[Records]
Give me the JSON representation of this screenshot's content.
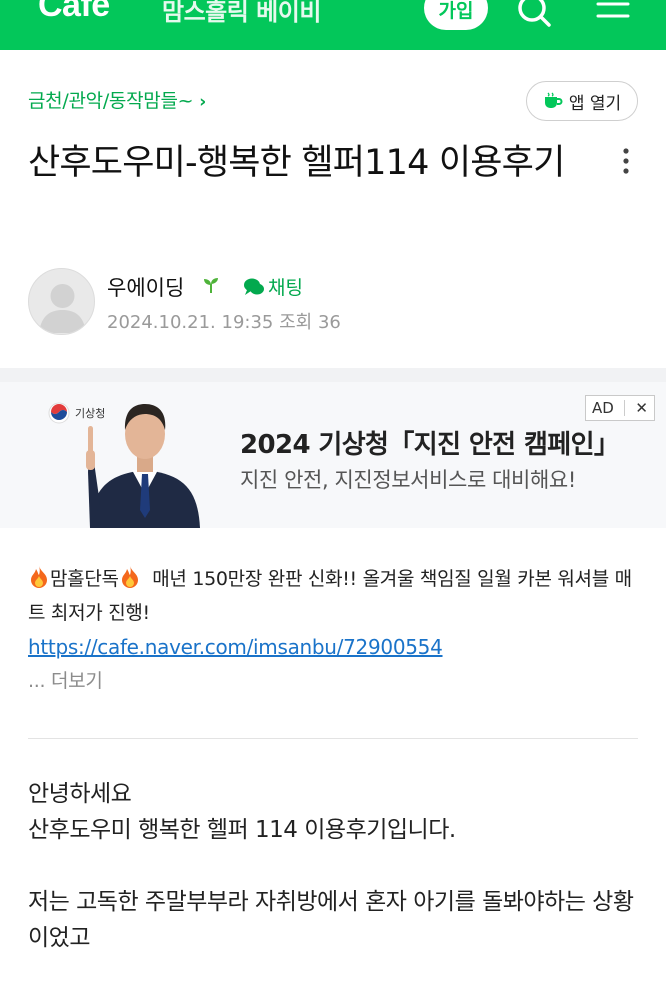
{
  "header": {
    "logo": "Cafe",
    "cafe_name": "맘스홀릭 베이비",
    "join_label": "가입",
    "icons": [
      "search-icon",
      "menu-icon"
    ],
    "brand_color": "#03c75a"
  },
  "board": {
    "breadcrumb": "금천/관악/동작맘들~",
    "app_open_label": "앱 열기"
  },
  "post": {
    "title": "산후도우미-행복한 헬퍼114 이용후기",
    "author": "우에이딩",
    "chat_label": "채팅",
    "meta": "2024.10.21. 19:35  조회 36"
  },
  "ad": {
    "org": "기상청",
    "title": "2024 기상청「지진 안전 캠페인」",
    "subtitle": "지진 안전, 지진정보서비스로 대비해요!",
    "badge": "AD",
    "close": "✕"
  },
  "notice": {
    "tag": "맘홀단독",
    "text": "매년 150만장 완판 신화!! 올겨울 책임질 일월 카본 워셔블 매트 최저가 진행!",
    "link": "https://cafe.naver.com/imsanbu/72900554",
    "more": "... 더보기"
  },
  "content": {
    "line1": "안녕하세요",
    "line2": "산후도우미 행복한 헬퍼 114 이용후기입니다.",
    "line3": "저는 고독한 주말부부라 자취방에서 혼자 아기를 돌봐야하는 상황이었고"
  }
}
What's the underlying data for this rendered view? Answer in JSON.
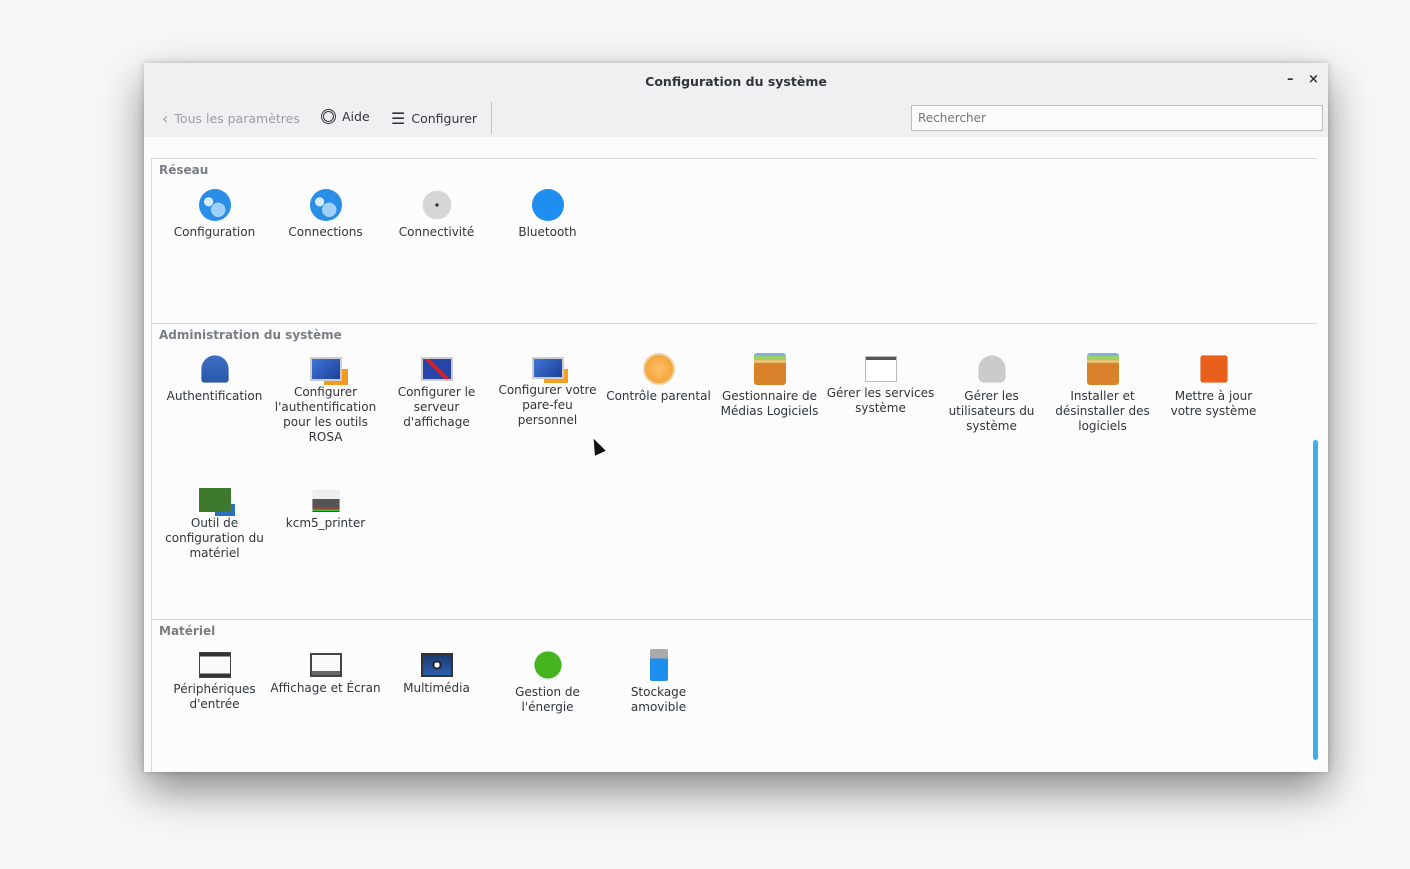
{
  "window": {
    "title": "Configuration du système",
    "minimize": "–",
    "close": "×"
  },
  "toolbar": {
    "back_label": "Tous les paramètres",
    "help_label": "Aide",
    "configure_label": "Configurer",
    "search_placeholder": "Rechercher"
  },
  "sections": [
    {
      "title": "Réseau",
      "items": [
        {
          "label": "Configuration",
          "icon": "globe-icon"
        },
        {
          "label": "Connections",
          "icon": "globe-icon"
        },
        {
          "label": "Connectivité",
          "icon": "share-icon"
        },
        {
          "label": "Bluetooth",
          "icon": "bluetooth-icon"
        }
      ]
    },
    {
      "title": "Administration du système",
      "items": [
        {
          "label": "Authentification",
          "icon": "user-key-icon"
        },
        {
          "label": "Configurer l'authentification pour les outils ROSA",
          "icon": "monitor-lock-icon"
        },
        {
          "label": "Configurer le serveur d'affichage",
          "icon": "monitor-x-icon"
        },
        {
          "label": "Configurer votre pare-feu personnel",
          "icon": "monitor-firewall-icon"
        },
        {
          "label": "Contrôle parental",
          "icon": "parental-icon"
        },
        {
          "label": "Gestionnaire de Médias Logiciels",
          "icon": "package-box-icon"
        },
        {
          "label": "Gérer les services système",
          "icon": "services-play-icon"
        },
        {
          "label": "Gérer les utilisateurs du système",
          "icon": "users-icon"
        },
        {
          "label": "Installer et désinstaller des logiciels",
          "icon": "package-box-icon"
        },
        {
          "label": "Mettre à jour votre système",
          "icon": "update-icon"
        },
        {
          "label": "Outil de configuration du matériel",
          "icon": "hardware-info-icon"
        },
        {
          "label": "kcm5_printer",
          "icon": "printer-icon"
        }
      ]
    },
    {
      "title": "Matériel",
      "items": [
        {
          "label": "Périphériques d'entrée",
          "icon": "input-devices-icon"
        },
        {
          "label": "Affichage et Écran",
          "icon": "display-icon"
        },
        {
          "label": "Multimédia",
          "icon": "multimedia-icon"
        },
        {
          "label": "Gestion de l'énergie",
          "icon": "power-icon"
        },
        {
          "label": "Stockage amovible",
          "icon": "usb-storage-icon"
        }
      ]
    }
  ]
}
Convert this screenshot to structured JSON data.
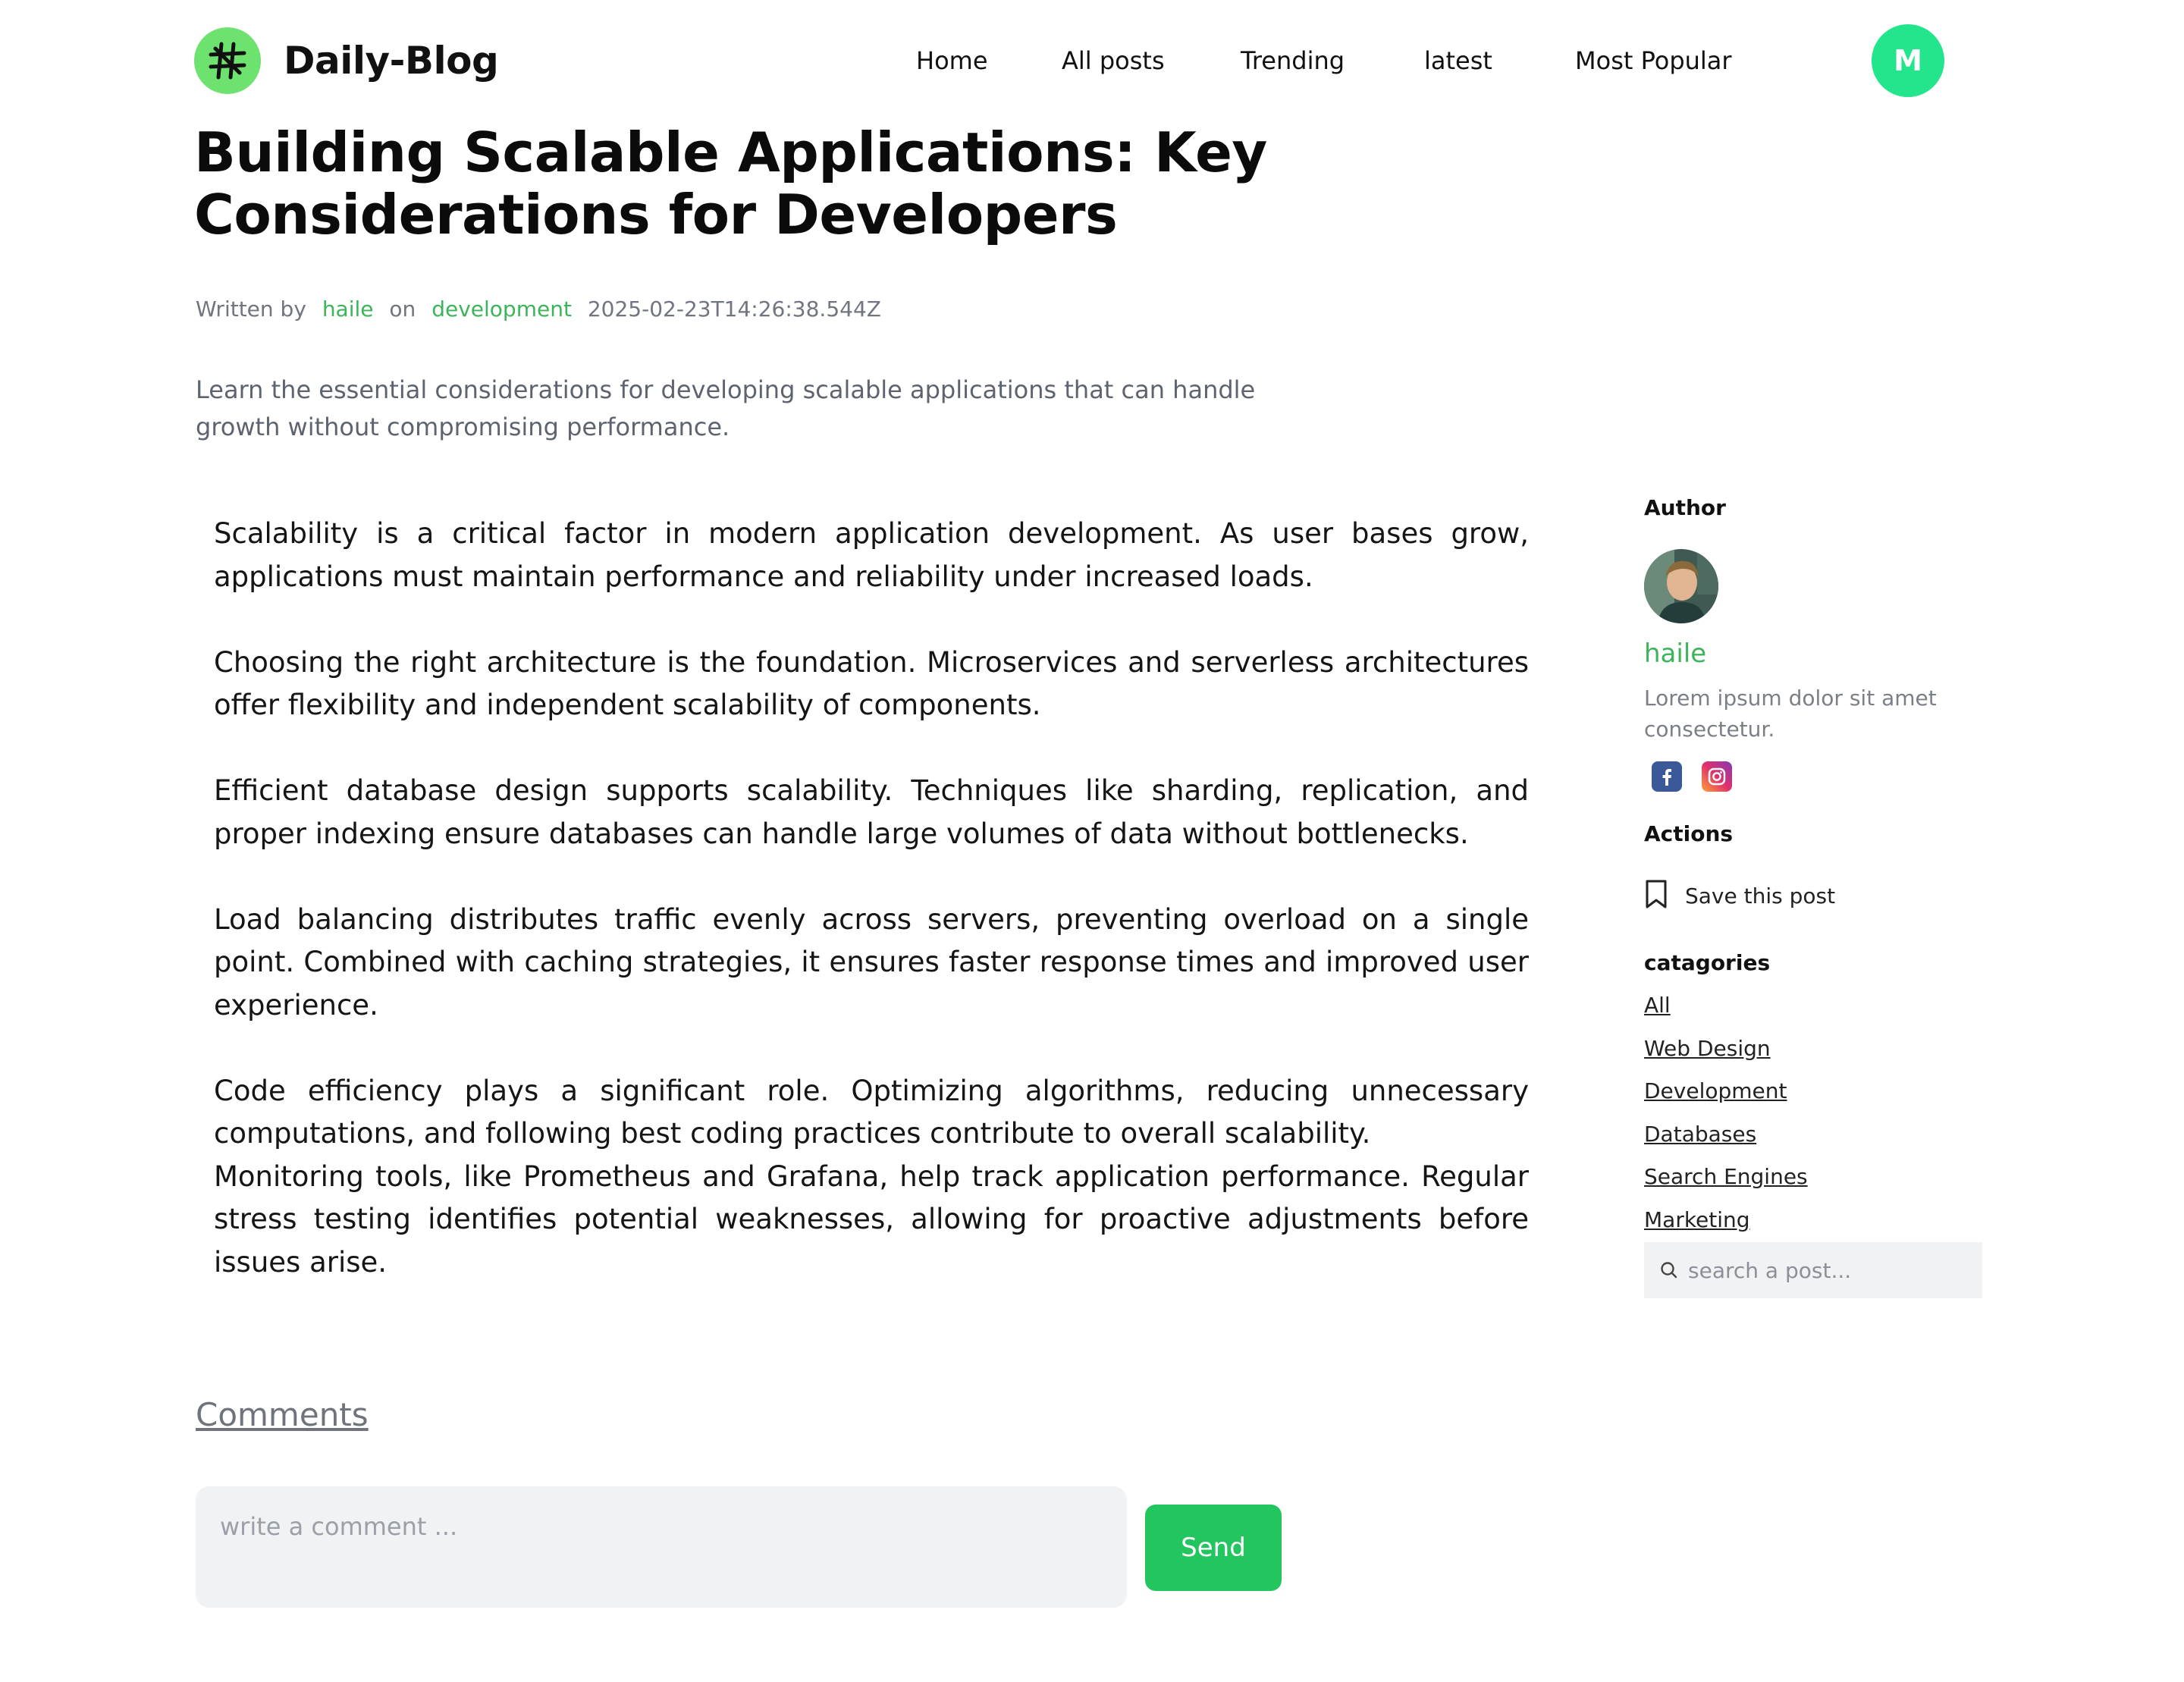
{
  "header": {
    "logo_text": "Daily-Blog",
    "nav": [
      "Home",
      "All posts",
      "Trending",
      "latest",
      "Most Popular"
    ],
    "avatar_initial": "M"
  },
  "post": {
    "title": "Building Scalable Applications: Key Considerations for Developers",
    "meta": {
      "written_by": "Written by",
      "author": "haile",
      "on": "on",
      "category": "development",
      "timestamp": "2025-02-23T14:26:38.544Z"
    },
    "lead": "Learn the essential considerations for developing scalable applications that can handle growth without compromising performance.",
    "paragraphs": [
      "Scalability is a critical factor in modern application development. As user bases grow, applications must maintain performance and reliability under increased loads.",
      "Choosing the right architecture is the foundation. Microservices and serverless architectures offer flexibility and independent scalability of components.",
      "Efficient database design supports scalability. Techniques like sharding, replication, and proper indexing ensure databases can handle large volumes of data without bottlenecks.",
      "Load balancing distributes traffic evenly across servers, preventing overload on a single point. Combined with caching strategies, it ensures faster response times and improved user experience.",
      "Code efficiency plays a significant role. Optimizing algorithms, reducing unnecessary computations, and following best coding practices contribute to overall scalability.",
      "Monitoring tools, like Prometheus and Grafana, help track application performance. Regular stress testing identifies potential weaknesses, allowing for proactive adjustments before issues arise."
    ]
  },
  "sidebar": {
    "author_heading": "Author",
    "author_name": "haile",
    "author_bio": "Lorem ipsum dolor sit amet consectetur.",
    "social_icons": [
      "facebook-icon",
      "instagram-icon"
    ],
    "actions_heading": "Actions",
    "save_label": "Save this post",
    "categories_heading": "catagories",
    "categories": [
      "All",
      "Web Design",
      "Development",
      "Databases",
      "Search Engines",
      "Marketing"
    ],
    "search_placeholder": "search a post..."
  },
  "comments": {
    "heading": "Comments",
    "placeholder": "write a comment ...",
    "send_label": "Send"
  },
  "colors": {
    "accent_green": "#3cb55a",
    "send_button": "#22c55e",
    "avatar_bg": "#22e58c",
    "logo_bg": "#6ee26e"
  }
}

[Required task]:
Transcribe each line above verbatim, with the pictures left out.

[Response to this task]:
Give me the JSON representation of this screenshot's content.
{
  "header": {
    "logo": "Cafe",
    "cafe_name": "맘스홀릭 베이비",
    "join_label": "가입",
    "icons": [
      "search-icon",
      "menu-icon"
    ],
    "brand_color": "#03c75a"
  },
  "board": {
    "breadcrumb": "금천/관악/동작맘들~",
    "app_open_label": "앱 열기"
  },
  "post": {
    "title": "산후도우미-행복한 헬퍼114 이용후기",
    "author": "우에이딩",
    "chat_label": "채팅",
    "meta": "2024.10.21. 19:35  조회 36"
  },
  "ad": {
    "org": "기상청",
    "title": "2024 기상청「지진 안전 캠페인」",
    "subtitle": "지진 안전, 지진정보서비스로 대비해요!",
    "badge": "AD",
    "close": "✕"
  },
  "notice": {
    "tag": "맘홀단독",
    "text": "매년 150만장 완판 신화!! 올겨울 책임질 일월 카본 워셔블 매트 최저가 진행!",
    "link": "https://cafe.naver.com/imsanbu/72900554",
    "more": "... 더보기"
  },
  "content": {
    "line1": "안녕하세요",
    "line2": "산후도우미 행복한 헬퍼 114 이용후기입니다.",
    "line3": "저는 고독한 주말부부라 자취방에서 혼자 아기를 돌봐야하는 상황이었고"
  }
}
What's the underlying data for this rendered view? Answer in JSON.
{
  "window": {
    "title": "Configuration du système",
    "minimize": "–",
    "close": "×"
  },
  "toolbar": {
    "back_label": "Tous les paramètres",
    "help_label": "Aide",
    "configure_label": "Configurer",
    "search_placeholder": "Rechercher"
  },
  "sections": [
    {
      "title": "Réseau",
      "items": [
        {
          "label": "Configuration",
          "icon": "globe-icon"
        },
        {
          "label": "Connections",
          "icon": "globe-icon"
        },
        {
          "label": "Connectivité",
          "icon": "share-icon"
        },
        {
          "label": "Bluetooth",
          "icon": "bluetooth-icon"
        }
      ]
    },
    {
      "title": "Administration du système",
      "items": [
        {
          "label": "Authentification",
          "icon": "user-key-icon"
        },
        {
          "label": "Configurer l'authentification pour les outils ROSA",
          "icon": "monitor-lock-icon"
        },
        {
          "label": "Configurer le serveur d'affichage",
          "icon": "monitor-x-icon"
        },
        {
          "label": "Configurer votre pare-feu personnel",
          "icon": "monitor-firewall-icon"
        },
        {
          "label": "Contrôle parental",
          "icon": "parental-icon"
        },
        {
          "label": "Gestionnaire de Médias Logiciels",
          "icon": "package-box-icon"
        },
        {
          "label": "Gérer les services système",
          "icon": "services-play-icon"
        },
        {
          "label": "Gérer les utilisateurs du système",
          "icon": "users-icon"
        },
        {
          "label": "Installer et désinstaller des logiciels",
          "icon": "package-box-icon"
        },
        {
          "label": "Mettre à jour votre système",
          "icon": "update-icon"
        },
        {
          "label": "Outil de configuration du matériel",
          "icon": "hardware-info-icon"
        },
        {
          "label": "kcm5_printer",
          "icon": "printer-icon"
        }
      ]
    },
    {
      "title": "Matériel",
      "items": [
        {
          "label": "Périphériques d'entrée",
          "icon": "input-devices-icon"
        },
        {
          "label": "Affichage et Écran",
          "icon": "display-icon"
        },
        {
          "label": "Multimédia",
          "icon": "multimedia-icon"
        },
        {
          "label": "Gestion de l'énergie",
          "icon": "power-icon"
        },
        {
          "label": "Stockage amovible",
          "icon": "usb-storage-icon"
        }
      ]
    }
  ]
}
Convert this screenshot to structured JSON data.
{
  "header": {
    "logo_text": "Daily-Blog",
    "nav": [
      "Home",
      "All posts",
      "Trending",
      "latest",
      "Most Popular"
    ],
    "avatar_initial": "M"
  },
  "post": {
    "title": "Building Scalable Applications: Key Considerations for Developers",
    "meta": {
      "written_by": "Written by",
      "author": "haile",
      "on": "on",
      "category": "development",
      "timestamp": "2025-02-23T14:26:38.544Z"
    },
    "lead": "Learn the essential considerations for developing scalable applications that can handle growth without compromising performance.",
    "paragraphs": [
      "Scalability is a critical factor in modern application development. As user bases grow, applications must maintain performance and reliability under increased loads.",
      "Choosing the right architecture is the foundation. Microservices and serverless architectures offer flexibility and independent scalability of components.",
      "Efficient database design supports scalability. Techniques like sharding, replication, and proper indexing ensure databases can handle large volumes of data without bottlenecks.",
      "Load balancing distributes traffic evenly across servers, preventing overload on a single point. Combined with caching strategies, it ensures faster response times and improved user experience.",
      "Code efficiency plays a significant role. Optimizing algorithms, reducing unnecessary computations, and following best coding practices contribute to overall scalability.",
      "Monitoring tools, like Prometheus and Grafana, help track application performance. Regular stress testing identifies potential weaknesses, allowing for proactive adjustments before issues arise."
    ]
  },
  "sidebar": {
    "author_heading": "Author",
    "author_name": "haile",
    "author_bio": "Lorem ipsum dolor sit amet consectetur.",
    "social_icons": [
      "facebook-icon",
      "instagram-icon"
    ],
    "actions_heading": "Actions",
    "save_label": "Save this post",
    "categories_heading": "catagories",
    "categories": [
      "All",
      "Web Design",
      "Development",
      "Databases",
      "Search Engines",
      "Marketing"
    ],
    "search_placeholder": "search a post..."
  },
  "comments": {
    "heading": "Comments",
    "placeholder": "write a comment ...",
    "send_label": "Send"
  },
  "colors": {
    "accent_green": "#3cb55a",
    "send_button": "#22c55e",
    "avatar_bg": "#22e58c",
    "logo_bg": "#6ee26e"
  }
}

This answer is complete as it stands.